What this task involves -> Identify all lines below that hold "forum" and collect them.

Dataset ->
= = = = =

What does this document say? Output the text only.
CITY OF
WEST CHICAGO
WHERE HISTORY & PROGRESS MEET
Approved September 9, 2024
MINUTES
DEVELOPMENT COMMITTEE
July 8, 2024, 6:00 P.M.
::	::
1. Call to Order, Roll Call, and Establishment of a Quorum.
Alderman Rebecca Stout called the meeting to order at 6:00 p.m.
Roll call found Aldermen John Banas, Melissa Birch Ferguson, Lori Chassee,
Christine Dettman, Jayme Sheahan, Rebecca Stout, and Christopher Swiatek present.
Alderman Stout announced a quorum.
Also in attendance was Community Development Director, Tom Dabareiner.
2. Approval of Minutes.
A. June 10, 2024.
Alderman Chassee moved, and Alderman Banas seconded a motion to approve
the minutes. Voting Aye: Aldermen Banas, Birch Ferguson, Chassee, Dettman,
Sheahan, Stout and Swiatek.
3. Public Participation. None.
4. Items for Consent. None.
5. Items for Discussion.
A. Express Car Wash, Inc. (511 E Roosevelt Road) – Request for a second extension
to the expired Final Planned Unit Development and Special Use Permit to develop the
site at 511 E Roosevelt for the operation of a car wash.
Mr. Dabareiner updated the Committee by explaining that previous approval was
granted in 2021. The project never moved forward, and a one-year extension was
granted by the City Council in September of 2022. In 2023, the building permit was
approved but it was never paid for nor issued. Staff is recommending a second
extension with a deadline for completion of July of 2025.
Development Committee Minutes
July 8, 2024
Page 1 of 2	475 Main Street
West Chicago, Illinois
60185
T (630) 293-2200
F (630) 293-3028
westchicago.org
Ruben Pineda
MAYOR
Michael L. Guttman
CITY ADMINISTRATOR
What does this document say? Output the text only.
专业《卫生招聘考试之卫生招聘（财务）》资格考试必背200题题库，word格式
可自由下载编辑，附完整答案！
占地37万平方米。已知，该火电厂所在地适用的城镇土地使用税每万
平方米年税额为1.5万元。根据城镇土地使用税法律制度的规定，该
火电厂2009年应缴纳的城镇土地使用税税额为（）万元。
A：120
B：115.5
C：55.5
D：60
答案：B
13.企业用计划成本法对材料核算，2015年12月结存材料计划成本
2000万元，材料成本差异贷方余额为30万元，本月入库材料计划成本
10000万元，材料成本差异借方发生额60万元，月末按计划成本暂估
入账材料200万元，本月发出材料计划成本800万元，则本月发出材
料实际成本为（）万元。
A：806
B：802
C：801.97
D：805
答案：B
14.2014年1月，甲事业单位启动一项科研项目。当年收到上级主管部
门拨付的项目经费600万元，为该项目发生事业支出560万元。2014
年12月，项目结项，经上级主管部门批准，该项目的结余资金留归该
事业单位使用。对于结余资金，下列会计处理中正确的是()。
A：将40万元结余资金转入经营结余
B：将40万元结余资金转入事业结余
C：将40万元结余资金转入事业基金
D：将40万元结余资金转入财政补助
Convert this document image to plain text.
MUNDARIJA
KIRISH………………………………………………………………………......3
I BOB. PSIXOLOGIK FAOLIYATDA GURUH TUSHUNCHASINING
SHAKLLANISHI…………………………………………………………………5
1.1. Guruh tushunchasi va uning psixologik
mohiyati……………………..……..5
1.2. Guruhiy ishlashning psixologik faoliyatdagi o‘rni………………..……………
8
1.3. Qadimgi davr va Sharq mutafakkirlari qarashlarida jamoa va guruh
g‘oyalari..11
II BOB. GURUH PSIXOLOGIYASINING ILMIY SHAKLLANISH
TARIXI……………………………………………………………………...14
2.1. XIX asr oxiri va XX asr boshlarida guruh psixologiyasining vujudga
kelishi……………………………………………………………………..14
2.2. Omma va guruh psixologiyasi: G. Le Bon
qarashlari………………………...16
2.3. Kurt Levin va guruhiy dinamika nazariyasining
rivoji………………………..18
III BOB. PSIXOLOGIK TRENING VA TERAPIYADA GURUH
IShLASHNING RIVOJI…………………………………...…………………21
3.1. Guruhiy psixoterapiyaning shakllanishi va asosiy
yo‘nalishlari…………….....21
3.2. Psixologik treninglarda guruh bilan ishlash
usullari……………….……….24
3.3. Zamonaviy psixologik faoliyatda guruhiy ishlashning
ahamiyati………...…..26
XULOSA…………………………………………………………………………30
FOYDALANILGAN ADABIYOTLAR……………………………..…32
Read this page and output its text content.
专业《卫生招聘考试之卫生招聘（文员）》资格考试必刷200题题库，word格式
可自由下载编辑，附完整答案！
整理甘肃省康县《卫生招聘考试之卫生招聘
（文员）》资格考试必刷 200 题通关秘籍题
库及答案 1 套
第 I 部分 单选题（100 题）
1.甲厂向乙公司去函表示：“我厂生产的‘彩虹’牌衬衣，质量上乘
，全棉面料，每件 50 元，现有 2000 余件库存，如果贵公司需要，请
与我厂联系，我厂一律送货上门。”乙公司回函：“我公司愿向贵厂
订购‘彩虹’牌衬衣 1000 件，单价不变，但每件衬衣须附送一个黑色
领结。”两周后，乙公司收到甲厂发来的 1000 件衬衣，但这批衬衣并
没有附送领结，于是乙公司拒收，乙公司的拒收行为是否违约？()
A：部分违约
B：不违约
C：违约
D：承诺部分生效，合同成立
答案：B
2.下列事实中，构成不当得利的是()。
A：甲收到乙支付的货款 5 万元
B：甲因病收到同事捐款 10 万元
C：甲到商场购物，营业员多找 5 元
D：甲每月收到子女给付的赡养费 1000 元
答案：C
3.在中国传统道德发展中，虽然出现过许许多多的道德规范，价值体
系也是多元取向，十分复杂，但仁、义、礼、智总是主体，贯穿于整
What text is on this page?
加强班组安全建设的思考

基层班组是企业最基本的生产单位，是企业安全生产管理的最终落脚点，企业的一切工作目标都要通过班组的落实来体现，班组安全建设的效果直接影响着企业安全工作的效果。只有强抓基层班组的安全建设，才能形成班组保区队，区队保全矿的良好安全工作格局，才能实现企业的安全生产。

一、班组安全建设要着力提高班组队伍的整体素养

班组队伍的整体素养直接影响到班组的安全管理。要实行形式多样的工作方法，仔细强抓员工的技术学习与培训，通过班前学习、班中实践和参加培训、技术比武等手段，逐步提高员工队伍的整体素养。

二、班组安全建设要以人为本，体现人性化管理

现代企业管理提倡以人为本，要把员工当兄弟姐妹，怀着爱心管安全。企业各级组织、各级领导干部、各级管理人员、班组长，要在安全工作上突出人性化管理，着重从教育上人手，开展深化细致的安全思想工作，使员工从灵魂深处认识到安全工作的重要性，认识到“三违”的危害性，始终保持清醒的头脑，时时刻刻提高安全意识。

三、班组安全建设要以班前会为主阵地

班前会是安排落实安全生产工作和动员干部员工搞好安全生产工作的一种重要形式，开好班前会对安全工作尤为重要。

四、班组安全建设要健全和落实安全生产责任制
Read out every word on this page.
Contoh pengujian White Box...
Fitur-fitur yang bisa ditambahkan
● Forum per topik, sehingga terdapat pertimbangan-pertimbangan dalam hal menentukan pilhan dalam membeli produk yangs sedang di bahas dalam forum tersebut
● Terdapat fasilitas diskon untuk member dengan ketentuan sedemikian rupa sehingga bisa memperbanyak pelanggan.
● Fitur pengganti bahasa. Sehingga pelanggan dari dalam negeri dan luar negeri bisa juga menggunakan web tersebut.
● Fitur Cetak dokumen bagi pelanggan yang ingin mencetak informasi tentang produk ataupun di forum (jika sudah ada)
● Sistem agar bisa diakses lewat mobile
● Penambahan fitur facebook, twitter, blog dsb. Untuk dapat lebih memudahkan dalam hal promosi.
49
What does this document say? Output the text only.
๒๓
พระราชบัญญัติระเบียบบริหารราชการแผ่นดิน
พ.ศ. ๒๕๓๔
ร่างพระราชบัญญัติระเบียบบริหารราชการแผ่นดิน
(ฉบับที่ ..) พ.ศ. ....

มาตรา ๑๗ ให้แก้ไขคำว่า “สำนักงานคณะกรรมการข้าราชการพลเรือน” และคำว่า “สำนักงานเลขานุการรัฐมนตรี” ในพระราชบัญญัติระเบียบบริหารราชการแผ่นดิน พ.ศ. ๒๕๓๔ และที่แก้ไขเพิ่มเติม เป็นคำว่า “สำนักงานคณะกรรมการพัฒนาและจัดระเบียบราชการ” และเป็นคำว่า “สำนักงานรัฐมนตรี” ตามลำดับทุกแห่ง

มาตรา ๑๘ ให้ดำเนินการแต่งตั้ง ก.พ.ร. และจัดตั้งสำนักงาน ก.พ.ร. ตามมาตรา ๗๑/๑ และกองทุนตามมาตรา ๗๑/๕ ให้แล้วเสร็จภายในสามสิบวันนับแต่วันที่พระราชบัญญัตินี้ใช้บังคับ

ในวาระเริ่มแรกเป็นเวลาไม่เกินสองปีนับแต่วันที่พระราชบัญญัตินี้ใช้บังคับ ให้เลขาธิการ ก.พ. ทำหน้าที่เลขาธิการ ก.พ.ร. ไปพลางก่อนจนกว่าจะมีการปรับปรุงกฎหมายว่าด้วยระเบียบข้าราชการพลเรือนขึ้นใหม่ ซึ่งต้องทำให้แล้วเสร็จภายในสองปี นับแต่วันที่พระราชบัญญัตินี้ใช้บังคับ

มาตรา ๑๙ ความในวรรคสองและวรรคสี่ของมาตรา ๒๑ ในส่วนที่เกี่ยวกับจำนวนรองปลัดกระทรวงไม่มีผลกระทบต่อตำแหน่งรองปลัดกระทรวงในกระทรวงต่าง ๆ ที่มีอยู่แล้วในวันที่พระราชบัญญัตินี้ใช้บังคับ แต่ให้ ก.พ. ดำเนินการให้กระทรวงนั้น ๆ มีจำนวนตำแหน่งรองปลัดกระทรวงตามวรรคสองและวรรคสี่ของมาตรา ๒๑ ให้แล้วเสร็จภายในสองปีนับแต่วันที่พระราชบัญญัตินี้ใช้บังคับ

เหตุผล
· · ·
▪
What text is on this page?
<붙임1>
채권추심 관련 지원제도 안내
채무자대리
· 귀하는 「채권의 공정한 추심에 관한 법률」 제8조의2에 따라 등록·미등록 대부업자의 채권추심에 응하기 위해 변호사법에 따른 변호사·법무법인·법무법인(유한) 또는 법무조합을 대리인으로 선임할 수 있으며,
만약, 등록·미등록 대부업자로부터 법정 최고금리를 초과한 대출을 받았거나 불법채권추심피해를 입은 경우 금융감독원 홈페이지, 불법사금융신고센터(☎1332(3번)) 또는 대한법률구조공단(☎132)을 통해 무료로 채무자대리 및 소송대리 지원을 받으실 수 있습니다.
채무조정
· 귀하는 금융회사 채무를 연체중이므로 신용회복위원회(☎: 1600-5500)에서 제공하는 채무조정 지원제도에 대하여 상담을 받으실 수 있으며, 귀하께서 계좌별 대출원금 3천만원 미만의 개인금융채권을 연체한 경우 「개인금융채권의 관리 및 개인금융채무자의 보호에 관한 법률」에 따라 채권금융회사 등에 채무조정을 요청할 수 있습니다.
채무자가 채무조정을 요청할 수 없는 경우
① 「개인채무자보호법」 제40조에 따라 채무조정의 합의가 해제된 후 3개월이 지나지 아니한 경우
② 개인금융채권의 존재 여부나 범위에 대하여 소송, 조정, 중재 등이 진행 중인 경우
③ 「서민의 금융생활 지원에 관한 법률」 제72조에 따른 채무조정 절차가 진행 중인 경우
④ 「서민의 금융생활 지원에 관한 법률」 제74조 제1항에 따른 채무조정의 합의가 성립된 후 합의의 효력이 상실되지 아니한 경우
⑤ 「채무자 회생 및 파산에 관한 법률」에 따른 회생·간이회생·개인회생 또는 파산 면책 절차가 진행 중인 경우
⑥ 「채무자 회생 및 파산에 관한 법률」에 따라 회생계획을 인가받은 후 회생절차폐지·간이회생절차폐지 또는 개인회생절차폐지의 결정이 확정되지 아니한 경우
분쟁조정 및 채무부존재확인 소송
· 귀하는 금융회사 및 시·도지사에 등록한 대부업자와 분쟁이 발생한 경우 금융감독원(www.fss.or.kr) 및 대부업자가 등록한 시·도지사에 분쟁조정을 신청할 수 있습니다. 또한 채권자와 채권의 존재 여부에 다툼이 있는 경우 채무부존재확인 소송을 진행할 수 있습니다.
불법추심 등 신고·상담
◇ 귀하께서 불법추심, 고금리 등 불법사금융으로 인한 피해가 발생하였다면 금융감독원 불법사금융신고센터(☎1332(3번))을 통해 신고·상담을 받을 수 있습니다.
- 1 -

= = = = =

Final answer ->
● Forum per topik, sehingga terdapat pertimbangan-pertimbangan dalam hal menentukan pilhan dalam membeli produk yangs sedang di bahas dalam forum tersebut
● Fitur Cetak dokumen bagi pelanggan yang ingin mencetak informasi tentang produk ataupun di forum (jika sudah ada)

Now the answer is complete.